● **WRITTEN TASK**
Can you print every record below exactly as written?

+++ DATA FOR THE TASK +++

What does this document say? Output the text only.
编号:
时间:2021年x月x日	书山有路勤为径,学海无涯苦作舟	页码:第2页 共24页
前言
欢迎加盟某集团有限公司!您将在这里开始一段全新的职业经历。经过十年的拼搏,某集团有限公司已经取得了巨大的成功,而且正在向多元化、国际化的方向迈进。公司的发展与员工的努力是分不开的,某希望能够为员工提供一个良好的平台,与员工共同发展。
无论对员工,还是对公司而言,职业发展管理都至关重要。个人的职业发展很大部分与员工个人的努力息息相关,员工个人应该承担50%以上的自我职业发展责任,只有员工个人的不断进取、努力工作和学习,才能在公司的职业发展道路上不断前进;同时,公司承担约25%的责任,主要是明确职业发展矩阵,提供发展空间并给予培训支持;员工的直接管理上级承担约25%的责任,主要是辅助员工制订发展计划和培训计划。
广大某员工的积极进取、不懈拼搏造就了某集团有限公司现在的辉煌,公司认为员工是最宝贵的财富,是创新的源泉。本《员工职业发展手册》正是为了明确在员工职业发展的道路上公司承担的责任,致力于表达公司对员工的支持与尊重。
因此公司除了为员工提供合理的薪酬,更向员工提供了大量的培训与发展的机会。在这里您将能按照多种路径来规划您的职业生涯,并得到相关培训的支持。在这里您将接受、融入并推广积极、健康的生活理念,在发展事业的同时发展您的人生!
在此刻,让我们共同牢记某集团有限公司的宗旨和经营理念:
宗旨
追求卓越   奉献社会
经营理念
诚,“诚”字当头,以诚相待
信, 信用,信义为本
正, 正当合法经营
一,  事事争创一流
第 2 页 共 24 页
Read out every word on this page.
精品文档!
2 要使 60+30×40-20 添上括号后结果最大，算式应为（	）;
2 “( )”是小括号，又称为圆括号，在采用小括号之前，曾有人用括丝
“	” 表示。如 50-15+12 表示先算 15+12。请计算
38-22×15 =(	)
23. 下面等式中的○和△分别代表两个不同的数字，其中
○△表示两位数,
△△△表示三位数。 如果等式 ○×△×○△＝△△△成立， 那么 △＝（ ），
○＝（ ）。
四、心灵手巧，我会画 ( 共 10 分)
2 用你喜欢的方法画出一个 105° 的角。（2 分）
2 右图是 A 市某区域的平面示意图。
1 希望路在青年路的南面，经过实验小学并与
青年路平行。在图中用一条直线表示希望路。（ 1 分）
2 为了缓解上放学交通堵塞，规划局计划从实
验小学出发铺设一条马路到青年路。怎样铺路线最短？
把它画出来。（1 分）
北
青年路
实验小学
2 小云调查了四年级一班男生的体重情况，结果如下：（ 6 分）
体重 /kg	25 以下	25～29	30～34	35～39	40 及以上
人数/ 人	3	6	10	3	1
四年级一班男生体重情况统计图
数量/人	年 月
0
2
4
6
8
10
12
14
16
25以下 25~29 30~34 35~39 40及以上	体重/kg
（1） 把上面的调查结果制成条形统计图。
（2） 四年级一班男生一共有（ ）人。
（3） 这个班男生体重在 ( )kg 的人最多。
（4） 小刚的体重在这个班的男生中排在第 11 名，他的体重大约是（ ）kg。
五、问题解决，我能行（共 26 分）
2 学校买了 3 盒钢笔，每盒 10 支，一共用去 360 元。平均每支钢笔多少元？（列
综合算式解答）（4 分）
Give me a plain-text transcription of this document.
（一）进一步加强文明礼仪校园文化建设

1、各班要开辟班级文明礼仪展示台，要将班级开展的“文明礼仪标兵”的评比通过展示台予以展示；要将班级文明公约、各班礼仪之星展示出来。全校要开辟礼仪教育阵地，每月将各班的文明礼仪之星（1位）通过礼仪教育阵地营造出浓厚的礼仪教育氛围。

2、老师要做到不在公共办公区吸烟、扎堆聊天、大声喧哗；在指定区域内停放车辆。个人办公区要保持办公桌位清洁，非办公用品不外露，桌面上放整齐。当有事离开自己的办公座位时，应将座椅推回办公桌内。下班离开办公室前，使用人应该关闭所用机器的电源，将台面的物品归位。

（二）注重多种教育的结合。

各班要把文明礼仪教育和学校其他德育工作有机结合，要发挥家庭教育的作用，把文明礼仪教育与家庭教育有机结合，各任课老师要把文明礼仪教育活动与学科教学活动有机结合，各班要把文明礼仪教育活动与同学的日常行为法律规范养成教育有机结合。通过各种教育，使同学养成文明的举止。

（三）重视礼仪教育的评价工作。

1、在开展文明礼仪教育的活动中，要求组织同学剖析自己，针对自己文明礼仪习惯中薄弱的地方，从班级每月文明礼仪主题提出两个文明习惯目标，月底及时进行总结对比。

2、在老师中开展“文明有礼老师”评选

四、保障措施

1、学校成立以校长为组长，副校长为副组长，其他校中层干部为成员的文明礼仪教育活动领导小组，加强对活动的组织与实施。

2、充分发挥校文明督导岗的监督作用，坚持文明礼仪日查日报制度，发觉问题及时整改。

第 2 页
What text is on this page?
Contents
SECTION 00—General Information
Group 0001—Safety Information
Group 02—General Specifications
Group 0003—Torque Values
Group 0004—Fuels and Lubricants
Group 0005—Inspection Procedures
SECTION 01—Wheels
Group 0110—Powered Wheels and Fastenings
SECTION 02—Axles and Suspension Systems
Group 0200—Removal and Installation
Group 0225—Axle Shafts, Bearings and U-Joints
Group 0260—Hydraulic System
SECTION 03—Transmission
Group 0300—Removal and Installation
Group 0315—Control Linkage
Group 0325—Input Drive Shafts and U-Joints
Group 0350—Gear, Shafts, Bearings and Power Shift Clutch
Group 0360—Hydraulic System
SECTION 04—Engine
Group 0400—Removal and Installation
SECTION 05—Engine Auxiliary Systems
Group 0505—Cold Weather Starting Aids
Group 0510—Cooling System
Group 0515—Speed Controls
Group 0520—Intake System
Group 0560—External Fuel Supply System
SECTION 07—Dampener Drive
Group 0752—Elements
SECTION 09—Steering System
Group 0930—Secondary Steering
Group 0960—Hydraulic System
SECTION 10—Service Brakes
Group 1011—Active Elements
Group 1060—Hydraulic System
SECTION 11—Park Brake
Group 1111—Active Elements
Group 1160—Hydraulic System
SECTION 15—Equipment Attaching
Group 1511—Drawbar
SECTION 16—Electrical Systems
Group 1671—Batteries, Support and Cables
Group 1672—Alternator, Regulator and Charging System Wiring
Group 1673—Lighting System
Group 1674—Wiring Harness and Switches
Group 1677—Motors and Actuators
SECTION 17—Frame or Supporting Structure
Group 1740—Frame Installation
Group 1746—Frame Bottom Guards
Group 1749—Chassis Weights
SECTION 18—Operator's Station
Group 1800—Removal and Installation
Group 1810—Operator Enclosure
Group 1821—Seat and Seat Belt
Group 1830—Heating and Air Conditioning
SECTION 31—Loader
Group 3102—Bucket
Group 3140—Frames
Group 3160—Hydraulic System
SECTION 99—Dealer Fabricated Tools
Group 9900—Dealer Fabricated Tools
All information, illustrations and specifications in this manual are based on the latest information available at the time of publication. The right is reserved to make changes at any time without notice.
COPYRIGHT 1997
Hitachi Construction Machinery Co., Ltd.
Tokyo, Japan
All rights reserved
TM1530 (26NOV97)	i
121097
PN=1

+++

● **EXERCISE RESPONSE**
What does this document say? Output the text only.
编号:
时间:2021年x月x日	书山有路勤为径,学海无涯苦作舟	页码:第2页 共24页
前言
欢迎加盟某集团有限公司!您将在这里开始一段全新的职业经历。经过十年的拼搏,某集团有限公司已经取得了巨大的成功,而且正在向多元化、国际化的方向迈进。公司的发展与员工的努力是分不开的,某希望能够为员工提供一个良好的平台,与员工共同发展。
无论对员工,还是对公司而言,职业发展管理都至关重要。个人的职业发展很大部分与员工个人的努力息息相关,员工个人应该承担50%以上的自我职业发展责任,只有员工个人的不断进取、努力工作和学习,才能在公司的职业发展道路上不断前进;同时,公司承担约25%的责任,主要是明确职业发展矩阵,提供发展空间并给予培训支持;员工的直接管理上级承担约25%的责任,主要是辅助员工制订发展计划和培训计划。
广大某员工的积极进取、不懈拼搏造就了某集团有限公司现在的辉煌,公司认为员工是最宝贵的财富,是创新的源泉。本《员工职业发展手册》正是为了明确在员工职业发展的道路上公司承担的责任,致力于表达公司对员工的支持与尊重。
因此公司除了为员工提供合理的薪酬,更向员工提供了大量的培训与发展的机会。在这里您将能按照多种路径来规划您的职业生涯,并得到相关培训的支持。在这里您将接受、融入并推广积极、健康的生活理念,在发展事业的同时发展您的人生!
在此刻,让我们共同牢记某集团有限公司的宗旨和经营理念:
宗旨
追求卓越   奉献社会
经营理念
诚,“诚”字当头,以诚相待
信, 信用,信义为本
正, 正当合法经营
一,  事事争创一流
第 2 页 共 24 页
Read out every word on this page.
精品文档!
2 要使 60+30×40-20 添上括号后结果最大，算式应为（	）;
2 “( )”是小括号，又称为圆括号，在采用小括号之前，曾有人用括丝
“	” 表示。如 50-15+12 表示先算 15+12。请计算
38-22×15 =(	)
23. 下面等式中的○和△分别代表两个不同的数字，其中
○△表示两位数,
△△△表示三位数。 如果等式 ○×△×○△＝△△△成立， 那么 △＝（ ），
○＝（ ）。
四、心灵手巧，我会画 ( 共 10 分)
2 用你喜欢的方法画出一个 105° 的角。（2 分）
2 右图是 A 市某区域的平面示意图。
1 希望路在青年路的南面，经过实验小学并与
青年路平行。在图中用一条直线表示希望路。（ 1 分）
2 为了缓解上放学交通堵塞，规划局计划从实
验小学出发铺设一条马路到青年路。怎样铺路线最短？
把它画出来。（1 分）
北
青年路
实验小学
2 小云调查了四年级一班男生的体重情况，结果如下：（ 6 分）
体重 /kg	25 以下	25～29	30～34	35～39	40 及以上
人数/ 人	3	6	10	3	1
四年级一班男生体重情况统计图
数量/人	年 月
0
2
4
6
8
10
12
14
16
25以下 25~29 30~34 35~39 40及以上	体重/kg
（1） 把上面的调查结果制成条形统计图。
（2） 四年级一班男生一共有（ ）人。
（3） 这个班男生体重在 ( )kg 的人最多。
（4） 小刚的体重在这个班的男生中排在第 11 名，他的体重大约是（ ）kg。
五、问题解决，我能行（共 26 分）
2 学校买了 3 盒钢笔，每盒 10 支，一共用去 360 元。平均每支钢笔多少元？（列
综合算式解答）（4 分）
Give me a plain-text transcription of this document.
（一）进一步加强文明礼仪校园文化建设

1、各班要开辟班级文明礼仪展示台，要将班级开展的“文明礼仪标兵”的评比通过展示台予以展示；要将班级文明公约、各班礼仪之星展示出来。全校要开辟礼仪教育阵地，每月将各班的文明礼仪之星（1位）通过礼仪教育阵地营造出浓厚的礼仪教育氛围。

2、老师要做到不在公共办公区吸烟、扎堆聊天、大声喧哗；在指定区域内停放车辆。个人办公区要保持办公桌位清洁，非办公用品不外露，桌面上放整齐。当有事离开自己的办公座位时，应将座椅推回办公桌内。下班离开办公室前，使用人应该关闭所用机器的电源，将台面的物品归位。

（二）注重多种教育的结合。

各班要把文明礼仪教育和学校其他德育工作有机结合，要发挥家庭教育的作用，把文明礼仪教育与家庭教育有机结合，各任课老师要把文明礼仪教育活动与学科教学活动有机结合，各班要把文明礼仪教育活动与同学的日常行为法律规范养成教育有机结合。通过各种教育，使同学养成文明的举止。

（三）重视礼仪教育的评价工作。

1、在开展文明礼仪教育的活动中，要求组织同学剖析自己，针对自己文明礼仪习惯中薄弱的地方，从班级每月文明礼仪主题提出两个文明习惯目标，月底及时进行总结对比。

2、在老师中开展“文明有礼老师”评选

四、保障措施

1、学校成立以校长为组长，副校长为副组长，其他校中层干部为成员的文明礼仪教育活动领导小组，加强对活动的组织与实施。

2、充分发挥校文明督导岗的监督作用，坚持文明礼仪日查日报制度，发觉问题及时整改。

第 2 页
What text is on this page?
Contents
SECTION 00—General Information
Group 0001—Safety Information
Group 02—General Specifications
Group 0003—Torque Values
Group 0004—Fuels and Lubricants
Group 0005—Inspection Procedures
SECTION 01—Wheels
Group 0110—Powered Wheels and Fastenings
SECTION 02—Axles and Suspension Systems
Group 0200—Removal and Installation
Group 0225—Axle Shafts, Bearings and U-Joints
Group 0260—Hydraulic System
SECTION 03—Transmission
Group 0300—Removal and Installation
Group 0315—Control Linkage
Group 0325—Input Drive Shafts and U-Joints
Group 0350—Gear, Shafts, Bearings and Power Shift Clutch
Group 0360—Hydraulic System
SECTION 04—Engine
Group 0400—Removal and Installation
SECTION 05—Engine Auxiliary Systems
Group 0505—Cold Weather Starting Aids
Group 0510—Cooling System
Group 0515—Speed Controls
Group 0520—Intake System
Group 0560—External Fuel Supply System
SECTION 07—Dampener Drive
Group 0752—Elements
SECTION 09—Steering System
Group 0930—Secondary Steering
Group 0960—Hydraulic System
SECTION 10—Service Brakes
Group 1011—Active Elements
Group 1060—Hydraulic System
SECTION 11—Park Brake
Group 1111—Active Elements
Group 1160—Hydraulic System
SECTION 15—Equipment Attaching
Group 1511—Drawbar
SECTION 16—Electrical Systems
Group 1671—Batteries, Support and Cables
Group 1672—Alternator, Regulator and Charging System Wiring
Group 1673—Lighting System
Group 1674—Wiring Harness and Switches
Group 1677—Motors and Actuators
SECTION 17—Frame or Supporting Structure
Group 1740—Frame Installation
Group 1746—Frame Bottom Guards
Group 1749—Chassis Weights
SECTION 18—Operator's Station
Group 1800—Removal and Installation
Group 1810—Operator Enclosure
Group 1821—Seat and Seat Belt
Group 1830—Heating and Air Conditioning
SECTION 31—Loader
Group 3102—Bucket
Group 3140—Frames
Group 3160—Hydraulic System
SECTION 99—Dealer Fabricated Tools
Group 9900—Dealer Fabricated Tools
All information, illustrations and specifications in this manual are based on the latest information available at the time of publication. The right is reserved to make changes at any time without notice.
COPYRIGHT 1997
Hitachi Construction Machinery Co., Ltd.
Tokyo, Japan
All rights reserved
TM1530 (26NOV97)	i
121097
PN=1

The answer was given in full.